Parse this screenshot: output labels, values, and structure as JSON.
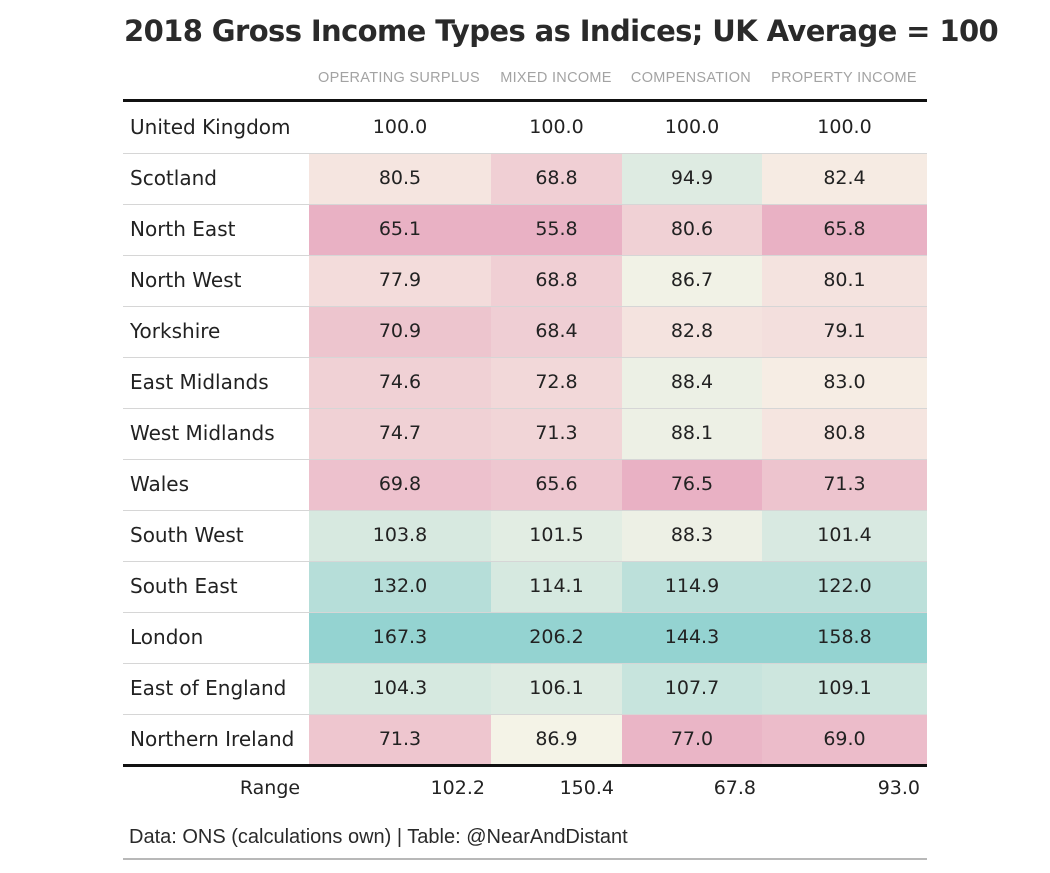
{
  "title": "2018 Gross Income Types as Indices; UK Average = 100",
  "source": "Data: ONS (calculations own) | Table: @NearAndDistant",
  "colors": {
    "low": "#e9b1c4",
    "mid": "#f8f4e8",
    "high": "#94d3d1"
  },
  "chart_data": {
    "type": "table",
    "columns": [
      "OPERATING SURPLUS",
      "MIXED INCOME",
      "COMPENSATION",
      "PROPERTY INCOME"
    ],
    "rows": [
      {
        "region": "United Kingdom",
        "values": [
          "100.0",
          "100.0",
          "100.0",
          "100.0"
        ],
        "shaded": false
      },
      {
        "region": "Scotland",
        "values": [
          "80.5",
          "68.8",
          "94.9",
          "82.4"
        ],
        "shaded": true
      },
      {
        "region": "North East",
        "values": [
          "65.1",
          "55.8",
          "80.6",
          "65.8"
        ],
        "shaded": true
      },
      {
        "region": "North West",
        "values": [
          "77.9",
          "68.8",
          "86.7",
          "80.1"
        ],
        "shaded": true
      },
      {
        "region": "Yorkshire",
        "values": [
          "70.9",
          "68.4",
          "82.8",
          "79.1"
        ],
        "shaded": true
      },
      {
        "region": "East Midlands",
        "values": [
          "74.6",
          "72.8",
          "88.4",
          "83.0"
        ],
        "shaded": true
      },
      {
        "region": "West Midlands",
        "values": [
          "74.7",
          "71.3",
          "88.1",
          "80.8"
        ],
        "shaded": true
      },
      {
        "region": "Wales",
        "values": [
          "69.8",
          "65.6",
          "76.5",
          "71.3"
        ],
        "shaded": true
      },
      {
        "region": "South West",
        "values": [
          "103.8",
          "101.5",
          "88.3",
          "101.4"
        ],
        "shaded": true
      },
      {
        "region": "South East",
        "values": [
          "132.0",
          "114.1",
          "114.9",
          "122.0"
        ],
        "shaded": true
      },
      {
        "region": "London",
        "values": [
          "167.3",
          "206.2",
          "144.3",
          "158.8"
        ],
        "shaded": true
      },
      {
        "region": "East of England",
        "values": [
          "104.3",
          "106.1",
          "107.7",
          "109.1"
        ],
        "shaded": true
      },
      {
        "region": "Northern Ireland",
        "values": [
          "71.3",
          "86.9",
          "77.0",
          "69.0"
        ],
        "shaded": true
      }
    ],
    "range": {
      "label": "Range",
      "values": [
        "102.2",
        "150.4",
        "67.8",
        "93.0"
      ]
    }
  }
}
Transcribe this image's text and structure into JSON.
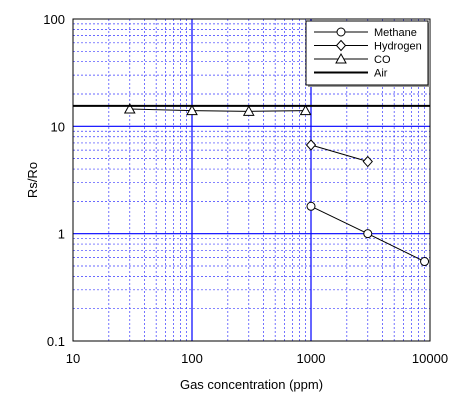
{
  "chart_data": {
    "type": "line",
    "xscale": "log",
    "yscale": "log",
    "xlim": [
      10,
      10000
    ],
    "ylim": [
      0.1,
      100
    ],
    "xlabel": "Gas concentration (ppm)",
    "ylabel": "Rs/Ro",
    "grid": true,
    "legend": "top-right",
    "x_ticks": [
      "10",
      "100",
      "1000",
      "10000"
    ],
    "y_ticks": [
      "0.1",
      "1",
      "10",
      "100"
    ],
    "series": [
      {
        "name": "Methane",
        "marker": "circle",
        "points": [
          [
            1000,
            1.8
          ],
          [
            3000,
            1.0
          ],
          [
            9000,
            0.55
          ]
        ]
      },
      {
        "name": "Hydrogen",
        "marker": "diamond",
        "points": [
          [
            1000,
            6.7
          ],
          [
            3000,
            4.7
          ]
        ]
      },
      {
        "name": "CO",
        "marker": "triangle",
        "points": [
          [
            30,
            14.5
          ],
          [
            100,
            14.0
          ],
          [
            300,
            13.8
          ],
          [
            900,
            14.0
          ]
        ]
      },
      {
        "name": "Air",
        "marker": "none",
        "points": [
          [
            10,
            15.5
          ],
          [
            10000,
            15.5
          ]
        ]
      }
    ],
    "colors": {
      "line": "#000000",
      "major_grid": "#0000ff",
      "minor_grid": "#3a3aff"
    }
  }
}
==
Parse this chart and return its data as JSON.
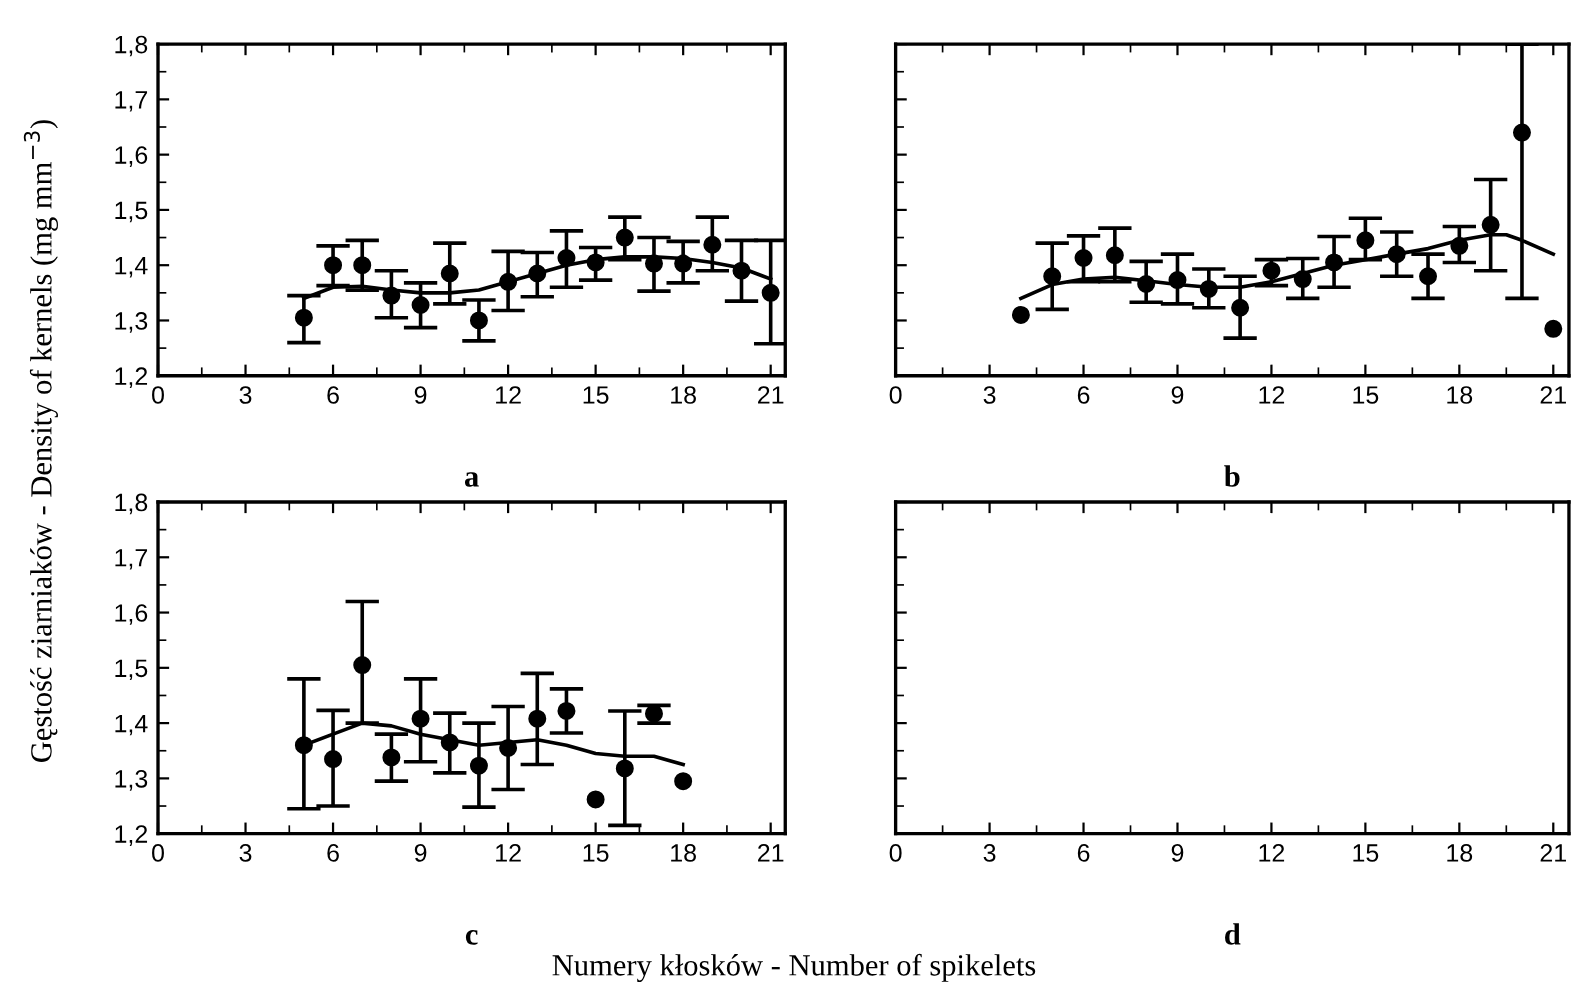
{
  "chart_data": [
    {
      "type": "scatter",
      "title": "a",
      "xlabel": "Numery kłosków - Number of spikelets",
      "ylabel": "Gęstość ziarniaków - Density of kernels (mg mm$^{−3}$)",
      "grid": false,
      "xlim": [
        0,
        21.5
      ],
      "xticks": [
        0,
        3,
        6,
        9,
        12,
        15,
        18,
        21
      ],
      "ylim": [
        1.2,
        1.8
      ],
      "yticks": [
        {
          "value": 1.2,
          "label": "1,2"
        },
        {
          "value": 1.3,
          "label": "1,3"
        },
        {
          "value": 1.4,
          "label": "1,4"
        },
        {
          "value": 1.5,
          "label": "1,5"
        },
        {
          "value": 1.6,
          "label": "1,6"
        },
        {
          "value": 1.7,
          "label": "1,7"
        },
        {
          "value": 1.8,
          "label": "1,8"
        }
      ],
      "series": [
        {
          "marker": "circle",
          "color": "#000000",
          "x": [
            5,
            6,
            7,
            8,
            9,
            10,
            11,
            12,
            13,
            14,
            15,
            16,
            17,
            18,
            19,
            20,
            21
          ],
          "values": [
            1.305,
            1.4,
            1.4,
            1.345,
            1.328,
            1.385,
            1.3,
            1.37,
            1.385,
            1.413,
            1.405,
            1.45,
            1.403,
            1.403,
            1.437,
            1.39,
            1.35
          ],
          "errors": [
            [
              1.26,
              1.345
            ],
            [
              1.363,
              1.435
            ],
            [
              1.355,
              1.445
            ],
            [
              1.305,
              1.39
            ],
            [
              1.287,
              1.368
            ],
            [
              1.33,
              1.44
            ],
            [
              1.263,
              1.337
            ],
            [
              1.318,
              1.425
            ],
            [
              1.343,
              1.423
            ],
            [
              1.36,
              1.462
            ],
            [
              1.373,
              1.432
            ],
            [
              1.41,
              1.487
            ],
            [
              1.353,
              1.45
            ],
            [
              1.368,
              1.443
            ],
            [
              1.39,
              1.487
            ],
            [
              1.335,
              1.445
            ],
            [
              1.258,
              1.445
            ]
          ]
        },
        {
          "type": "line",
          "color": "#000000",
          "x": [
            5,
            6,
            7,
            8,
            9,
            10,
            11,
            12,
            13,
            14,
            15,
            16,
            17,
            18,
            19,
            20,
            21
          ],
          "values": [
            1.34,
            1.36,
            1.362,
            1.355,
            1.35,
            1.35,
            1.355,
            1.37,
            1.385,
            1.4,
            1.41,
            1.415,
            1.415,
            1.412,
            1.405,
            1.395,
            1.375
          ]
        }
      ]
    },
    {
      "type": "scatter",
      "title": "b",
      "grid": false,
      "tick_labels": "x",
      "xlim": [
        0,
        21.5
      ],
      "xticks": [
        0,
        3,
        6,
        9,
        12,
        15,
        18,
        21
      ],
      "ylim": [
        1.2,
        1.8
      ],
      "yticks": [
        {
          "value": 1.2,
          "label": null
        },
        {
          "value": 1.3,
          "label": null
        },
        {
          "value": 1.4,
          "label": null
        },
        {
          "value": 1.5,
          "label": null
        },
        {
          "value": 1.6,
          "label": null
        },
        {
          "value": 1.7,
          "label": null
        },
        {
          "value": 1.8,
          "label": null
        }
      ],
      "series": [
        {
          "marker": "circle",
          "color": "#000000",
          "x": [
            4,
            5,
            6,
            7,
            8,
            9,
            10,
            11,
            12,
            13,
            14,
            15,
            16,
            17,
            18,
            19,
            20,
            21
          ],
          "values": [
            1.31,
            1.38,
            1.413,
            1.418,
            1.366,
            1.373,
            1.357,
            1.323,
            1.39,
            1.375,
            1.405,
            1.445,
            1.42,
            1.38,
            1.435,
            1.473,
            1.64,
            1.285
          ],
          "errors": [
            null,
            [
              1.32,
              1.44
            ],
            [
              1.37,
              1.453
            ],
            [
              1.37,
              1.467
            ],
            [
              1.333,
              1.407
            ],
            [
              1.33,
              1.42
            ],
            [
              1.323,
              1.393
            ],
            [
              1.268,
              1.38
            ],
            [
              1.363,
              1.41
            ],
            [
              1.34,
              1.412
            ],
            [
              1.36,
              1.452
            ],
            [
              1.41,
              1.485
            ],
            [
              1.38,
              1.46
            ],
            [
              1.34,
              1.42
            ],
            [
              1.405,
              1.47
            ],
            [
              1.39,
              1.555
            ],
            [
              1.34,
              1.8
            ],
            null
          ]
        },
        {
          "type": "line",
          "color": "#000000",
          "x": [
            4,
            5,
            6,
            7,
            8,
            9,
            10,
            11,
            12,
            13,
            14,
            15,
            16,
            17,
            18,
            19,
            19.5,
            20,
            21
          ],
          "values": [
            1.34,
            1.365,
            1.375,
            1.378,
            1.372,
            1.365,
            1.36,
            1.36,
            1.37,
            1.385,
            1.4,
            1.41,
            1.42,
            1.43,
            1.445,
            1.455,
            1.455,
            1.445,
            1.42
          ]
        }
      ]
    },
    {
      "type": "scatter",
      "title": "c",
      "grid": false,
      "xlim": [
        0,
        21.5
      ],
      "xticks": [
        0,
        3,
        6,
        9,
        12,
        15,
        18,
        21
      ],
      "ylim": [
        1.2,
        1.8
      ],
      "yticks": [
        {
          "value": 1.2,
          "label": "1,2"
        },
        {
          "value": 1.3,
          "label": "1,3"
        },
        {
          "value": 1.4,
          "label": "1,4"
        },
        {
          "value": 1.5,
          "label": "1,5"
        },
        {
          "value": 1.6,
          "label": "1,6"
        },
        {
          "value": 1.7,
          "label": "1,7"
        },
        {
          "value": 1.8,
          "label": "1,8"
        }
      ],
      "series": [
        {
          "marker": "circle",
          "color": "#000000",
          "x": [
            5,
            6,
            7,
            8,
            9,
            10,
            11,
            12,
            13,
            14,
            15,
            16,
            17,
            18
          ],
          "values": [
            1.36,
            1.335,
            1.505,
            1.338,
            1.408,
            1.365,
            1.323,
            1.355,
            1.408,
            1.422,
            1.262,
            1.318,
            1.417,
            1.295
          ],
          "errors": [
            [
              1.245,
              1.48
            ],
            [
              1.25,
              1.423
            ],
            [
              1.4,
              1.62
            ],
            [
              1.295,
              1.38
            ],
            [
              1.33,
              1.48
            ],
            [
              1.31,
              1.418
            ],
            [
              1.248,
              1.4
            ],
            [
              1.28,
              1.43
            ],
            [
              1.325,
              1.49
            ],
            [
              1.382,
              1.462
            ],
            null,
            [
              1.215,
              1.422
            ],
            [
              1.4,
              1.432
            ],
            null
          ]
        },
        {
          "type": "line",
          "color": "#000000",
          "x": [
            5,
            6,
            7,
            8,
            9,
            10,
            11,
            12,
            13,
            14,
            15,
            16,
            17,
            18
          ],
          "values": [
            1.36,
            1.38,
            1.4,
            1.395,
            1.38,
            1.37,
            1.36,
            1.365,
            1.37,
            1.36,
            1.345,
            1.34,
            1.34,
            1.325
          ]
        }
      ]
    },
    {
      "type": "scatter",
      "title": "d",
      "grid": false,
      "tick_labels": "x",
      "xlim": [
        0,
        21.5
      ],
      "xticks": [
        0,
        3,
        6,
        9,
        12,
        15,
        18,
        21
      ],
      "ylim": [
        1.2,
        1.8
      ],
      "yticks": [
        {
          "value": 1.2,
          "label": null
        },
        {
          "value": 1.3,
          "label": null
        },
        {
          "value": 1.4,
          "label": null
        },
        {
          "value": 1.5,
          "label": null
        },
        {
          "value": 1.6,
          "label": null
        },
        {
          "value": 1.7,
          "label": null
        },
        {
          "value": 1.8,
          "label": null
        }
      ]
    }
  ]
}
---
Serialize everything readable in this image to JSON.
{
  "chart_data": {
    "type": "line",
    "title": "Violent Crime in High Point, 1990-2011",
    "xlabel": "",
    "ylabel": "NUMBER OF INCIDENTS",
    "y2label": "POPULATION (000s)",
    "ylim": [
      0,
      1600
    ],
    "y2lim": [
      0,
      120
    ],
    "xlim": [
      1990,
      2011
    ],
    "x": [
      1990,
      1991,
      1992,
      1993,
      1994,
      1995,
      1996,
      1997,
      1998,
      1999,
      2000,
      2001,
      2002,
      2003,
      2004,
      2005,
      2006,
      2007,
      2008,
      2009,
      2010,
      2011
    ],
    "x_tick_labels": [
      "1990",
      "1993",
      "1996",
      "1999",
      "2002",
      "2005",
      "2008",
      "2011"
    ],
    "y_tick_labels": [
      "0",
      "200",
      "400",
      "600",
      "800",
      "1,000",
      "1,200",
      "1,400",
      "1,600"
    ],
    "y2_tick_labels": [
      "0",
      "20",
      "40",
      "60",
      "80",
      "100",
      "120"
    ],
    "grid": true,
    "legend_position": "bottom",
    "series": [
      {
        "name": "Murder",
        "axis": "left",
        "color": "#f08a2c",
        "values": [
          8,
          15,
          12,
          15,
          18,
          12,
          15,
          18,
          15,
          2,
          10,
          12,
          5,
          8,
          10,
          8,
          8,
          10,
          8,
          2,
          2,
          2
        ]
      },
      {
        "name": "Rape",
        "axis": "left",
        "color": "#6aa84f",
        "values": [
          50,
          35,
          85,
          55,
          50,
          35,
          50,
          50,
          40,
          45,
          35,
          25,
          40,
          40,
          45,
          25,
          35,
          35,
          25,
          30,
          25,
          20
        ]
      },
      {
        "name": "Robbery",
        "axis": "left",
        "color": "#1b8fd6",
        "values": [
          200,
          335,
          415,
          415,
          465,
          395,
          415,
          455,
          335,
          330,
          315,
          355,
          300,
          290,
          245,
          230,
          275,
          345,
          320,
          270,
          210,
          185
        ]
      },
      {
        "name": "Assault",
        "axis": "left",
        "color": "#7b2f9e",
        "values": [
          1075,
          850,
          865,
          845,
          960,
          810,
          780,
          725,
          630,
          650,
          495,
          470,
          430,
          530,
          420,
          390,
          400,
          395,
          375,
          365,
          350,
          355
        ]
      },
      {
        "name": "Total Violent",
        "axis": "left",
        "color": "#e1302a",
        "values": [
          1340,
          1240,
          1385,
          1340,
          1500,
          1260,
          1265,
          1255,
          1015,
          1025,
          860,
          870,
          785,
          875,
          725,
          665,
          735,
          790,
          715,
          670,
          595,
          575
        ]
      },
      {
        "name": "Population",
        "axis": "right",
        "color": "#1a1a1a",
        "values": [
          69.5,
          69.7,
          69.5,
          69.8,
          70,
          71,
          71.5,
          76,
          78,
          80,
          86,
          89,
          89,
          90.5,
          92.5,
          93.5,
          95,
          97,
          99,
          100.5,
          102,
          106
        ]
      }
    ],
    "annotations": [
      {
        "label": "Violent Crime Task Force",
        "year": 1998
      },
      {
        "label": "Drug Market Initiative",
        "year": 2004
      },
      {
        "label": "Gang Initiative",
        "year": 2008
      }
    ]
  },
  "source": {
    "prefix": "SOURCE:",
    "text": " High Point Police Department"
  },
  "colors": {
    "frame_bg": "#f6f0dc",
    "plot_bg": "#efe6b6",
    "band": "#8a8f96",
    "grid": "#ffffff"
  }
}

EXERCISE INSTRUCTIONS: From the data above, show each line that contains "JSON".

COMPLETE RESPONSE:
Parse this screenshot: output labels, values, and structure as JSON.
Transcribe this image's text and structure into JSON.
Parse this chart and return its data as JSON.
Serialize everything readable in this image to JSON.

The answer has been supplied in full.